***** PASSAGE TO READ *****

Hitachi

Job Management Partner 1 Version 10 Job Management Partner 1/Performance Management - Remote Monitor for Platform Description, User's Guide and Reference


9.2.5 Troubleshooting problems with collection and management of performance data

This subsection describes how to handle problems that are related to collection and management of Performance Management performance data.

Organization of this subsection

(1) The size of the PFM - RM for Platform's Store database is not reduced even though the data retention period was shortened

If the Store database has reached its maximum size but shortening the data retention period does not reduce the file size, you need to shorten the retention period, back up the Store database, and then restore the database.

For details about how to specify the data retention period, see the chapter that describes management of operation monitoring data in the Job Management Partner 1/Performance Management User's Guide. For details about how to back up and restore the Store database, see the chapter that describes backup and restore processing in the Job Management Partner 1/Performance Management User's Guide.

(2) The message "Illegal data was detected in the Store database" is output to the common message log

An inconsistency might have occurred in the Store database due to an unexpected service stop or machine shutdown. Take one of the following actions:

(3) PFM - RM for Platform was started, but no performance data is being collected

If the Status field value in the PD record is ERROR, take appropriate action based on the Reason field value.

The following describes the items to be checked for each Reason field value.

(a) Connection failed: Connection to the monitored host failed.

When the monitored host is running Windows
  • Is the monitored host running?

  • Is the WMI service running on the monitored host?

  • Were the settings for the following specified correctly when the monitoring target was set up?#1

    [Figure] TargetHost

  • Can the name be resolved by the host name (TargetHost) that was specified when the monitoring target was set up?

  • Were the following WMI connection setup procedures performed correctly?

    [Figure] DCOM setting at the PFM - RM host

    [Figure] WMI namespace setting at the monitored host

    [Figure] Firewall setting at the monitored host

  • If there is a firewall between PFM - RM for Platform and the monitoring target, is the firewall passage port set appropriately?

***** INFORMATION SUPPLIED *****

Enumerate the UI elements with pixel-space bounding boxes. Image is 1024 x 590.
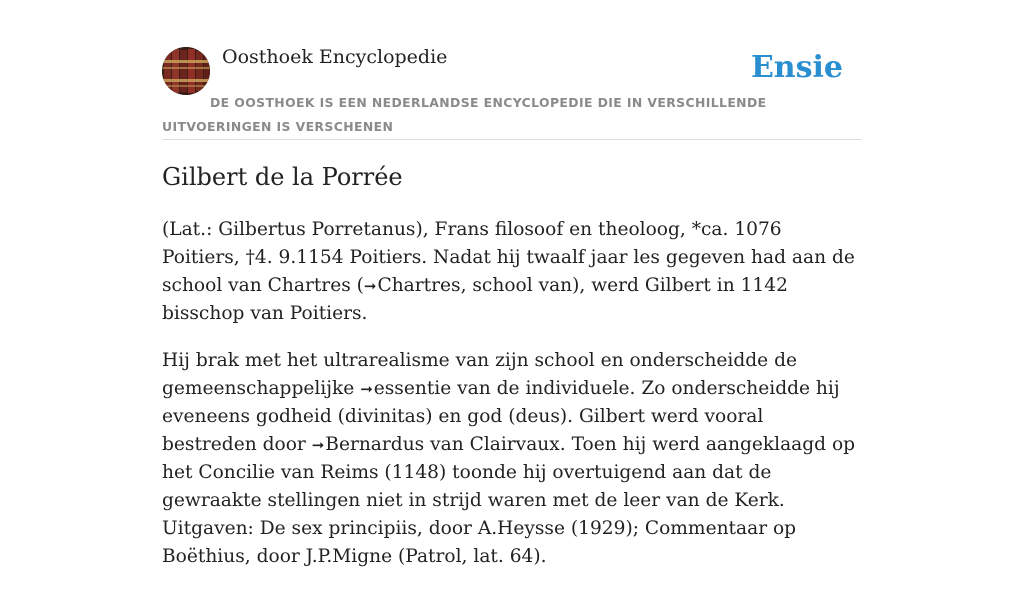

*****

EXERCISE REQUIREMENTS:
A - Answer these questions from the troubleshooting text:
(i) What might cause an inconsistency in the Store database?
(ii) What Status field value in the PD record means action should be taken based on the Reason field value?
(iii) Which service should be checked on a monitored host running Windows?
B - Reproduce the section of the troubleshooting text that starts with the words containing "Organization of this" and ends with "restore the database.".

SOLUTIONS TO THE TASKS:
A -
(i) An unexpected service stop or machine shutdown.
(ii) ERROR.
(iii) The WMI service.

B -
Organization of this subsection

(1) The size of the PFM - RM for Platform's Store database is not reduced even though the data retention period was shortened

If the Store database has reached its maximum size but shortening the data retention period does not reduce the file size, you need to shorten the retention period, back up the Store database, and then restore the database.